(Saved entries)
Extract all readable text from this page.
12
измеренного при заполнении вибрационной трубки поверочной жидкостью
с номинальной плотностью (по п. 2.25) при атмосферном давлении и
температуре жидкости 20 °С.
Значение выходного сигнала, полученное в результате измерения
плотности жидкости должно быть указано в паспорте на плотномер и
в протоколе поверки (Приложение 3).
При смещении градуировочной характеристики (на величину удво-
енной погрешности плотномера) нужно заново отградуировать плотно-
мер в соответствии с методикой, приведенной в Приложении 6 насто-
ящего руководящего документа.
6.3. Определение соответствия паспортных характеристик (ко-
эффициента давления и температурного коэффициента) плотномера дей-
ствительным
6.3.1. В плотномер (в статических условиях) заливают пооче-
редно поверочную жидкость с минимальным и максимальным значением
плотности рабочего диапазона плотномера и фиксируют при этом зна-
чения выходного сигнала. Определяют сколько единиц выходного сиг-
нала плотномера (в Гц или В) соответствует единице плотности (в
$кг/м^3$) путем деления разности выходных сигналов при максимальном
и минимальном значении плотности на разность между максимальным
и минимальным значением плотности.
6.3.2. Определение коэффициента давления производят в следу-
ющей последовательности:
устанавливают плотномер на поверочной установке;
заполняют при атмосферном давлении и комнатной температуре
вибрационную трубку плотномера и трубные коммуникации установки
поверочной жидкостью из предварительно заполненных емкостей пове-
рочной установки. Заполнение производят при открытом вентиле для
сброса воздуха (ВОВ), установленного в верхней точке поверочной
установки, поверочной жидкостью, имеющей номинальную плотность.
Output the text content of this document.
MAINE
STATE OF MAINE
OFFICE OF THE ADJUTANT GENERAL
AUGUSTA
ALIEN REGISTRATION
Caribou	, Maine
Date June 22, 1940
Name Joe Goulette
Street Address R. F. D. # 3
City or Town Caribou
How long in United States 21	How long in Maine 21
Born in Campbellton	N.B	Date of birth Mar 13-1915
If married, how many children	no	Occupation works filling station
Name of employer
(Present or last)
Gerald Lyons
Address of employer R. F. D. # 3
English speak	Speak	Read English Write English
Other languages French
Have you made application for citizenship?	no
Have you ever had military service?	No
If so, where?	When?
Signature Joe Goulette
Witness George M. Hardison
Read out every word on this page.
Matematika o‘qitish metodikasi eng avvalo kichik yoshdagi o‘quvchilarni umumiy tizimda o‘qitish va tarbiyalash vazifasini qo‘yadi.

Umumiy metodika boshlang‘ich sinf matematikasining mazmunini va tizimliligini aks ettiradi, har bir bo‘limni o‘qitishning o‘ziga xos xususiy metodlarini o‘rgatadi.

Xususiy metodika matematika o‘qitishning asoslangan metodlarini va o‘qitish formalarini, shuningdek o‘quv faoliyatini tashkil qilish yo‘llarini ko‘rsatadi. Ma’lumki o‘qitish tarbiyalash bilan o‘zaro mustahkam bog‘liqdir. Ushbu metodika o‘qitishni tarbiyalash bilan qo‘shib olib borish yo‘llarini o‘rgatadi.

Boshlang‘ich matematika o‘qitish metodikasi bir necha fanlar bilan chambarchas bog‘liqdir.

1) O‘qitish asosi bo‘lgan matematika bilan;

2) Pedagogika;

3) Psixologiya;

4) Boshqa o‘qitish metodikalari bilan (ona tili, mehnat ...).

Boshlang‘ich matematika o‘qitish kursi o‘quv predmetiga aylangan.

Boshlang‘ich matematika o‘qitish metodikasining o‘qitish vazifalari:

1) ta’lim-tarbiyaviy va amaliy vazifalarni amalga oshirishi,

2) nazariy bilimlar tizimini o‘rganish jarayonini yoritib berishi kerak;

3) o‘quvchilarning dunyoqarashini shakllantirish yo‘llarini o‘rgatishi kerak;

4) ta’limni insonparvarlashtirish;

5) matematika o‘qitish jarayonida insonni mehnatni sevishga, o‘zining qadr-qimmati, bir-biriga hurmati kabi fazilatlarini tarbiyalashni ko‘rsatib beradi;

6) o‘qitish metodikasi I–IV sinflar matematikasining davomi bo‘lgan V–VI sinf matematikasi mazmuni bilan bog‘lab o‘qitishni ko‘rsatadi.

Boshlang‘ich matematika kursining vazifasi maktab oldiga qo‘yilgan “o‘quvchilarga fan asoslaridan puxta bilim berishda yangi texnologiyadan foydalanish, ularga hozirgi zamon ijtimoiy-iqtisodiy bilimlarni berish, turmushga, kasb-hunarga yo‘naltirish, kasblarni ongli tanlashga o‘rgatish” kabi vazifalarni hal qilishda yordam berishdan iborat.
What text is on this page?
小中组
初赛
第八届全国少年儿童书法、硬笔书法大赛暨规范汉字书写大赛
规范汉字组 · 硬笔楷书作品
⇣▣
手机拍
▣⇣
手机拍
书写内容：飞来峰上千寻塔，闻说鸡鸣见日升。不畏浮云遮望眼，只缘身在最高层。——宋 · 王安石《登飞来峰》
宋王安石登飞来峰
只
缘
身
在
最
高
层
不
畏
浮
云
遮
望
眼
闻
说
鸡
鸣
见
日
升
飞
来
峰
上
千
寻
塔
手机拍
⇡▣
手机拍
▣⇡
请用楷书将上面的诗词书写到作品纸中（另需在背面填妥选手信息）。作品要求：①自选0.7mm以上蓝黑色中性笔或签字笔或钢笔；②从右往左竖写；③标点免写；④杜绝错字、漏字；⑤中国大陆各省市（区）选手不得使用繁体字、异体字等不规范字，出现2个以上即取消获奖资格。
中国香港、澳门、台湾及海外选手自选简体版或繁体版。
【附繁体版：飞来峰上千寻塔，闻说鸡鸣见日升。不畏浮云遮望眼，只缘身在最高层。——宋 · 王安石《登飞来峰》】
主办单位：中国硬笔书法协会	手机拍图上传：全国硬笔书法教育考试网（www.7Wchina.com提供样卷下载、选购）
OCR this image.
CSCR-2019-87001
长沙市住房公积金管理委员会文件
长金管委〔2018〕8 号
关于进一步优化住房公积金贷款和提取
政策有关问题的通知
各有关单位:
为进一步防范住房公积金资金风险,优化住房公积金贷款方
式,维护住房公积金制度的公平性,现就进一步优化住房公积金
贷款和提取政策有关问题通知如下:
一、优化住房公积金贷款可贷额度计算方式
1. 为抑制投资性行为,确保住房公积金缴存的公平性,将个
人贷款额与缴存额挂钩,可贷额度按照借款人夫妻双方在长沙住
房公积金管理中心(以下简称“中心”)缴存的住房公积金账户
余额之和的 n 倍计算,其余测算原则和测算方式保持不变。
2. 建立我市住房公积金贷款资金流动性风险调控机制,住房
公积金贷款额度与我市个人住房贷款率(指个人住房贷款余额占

• **Description of the task**
Read the entries and select each line where the word "поверочной" is found.

• **The response**
измеренного при заполнении вибрационной трубки поверочной жидкостью
устанавливают плотномер на поверочной установке;
поверочной жидкостью из предварительно заполненных емкостей пове-
сброса воздуха (ВОВ), установленного в верхней точке поверочной
установки, поверочной жидкостью, имеющей номинальную плотность.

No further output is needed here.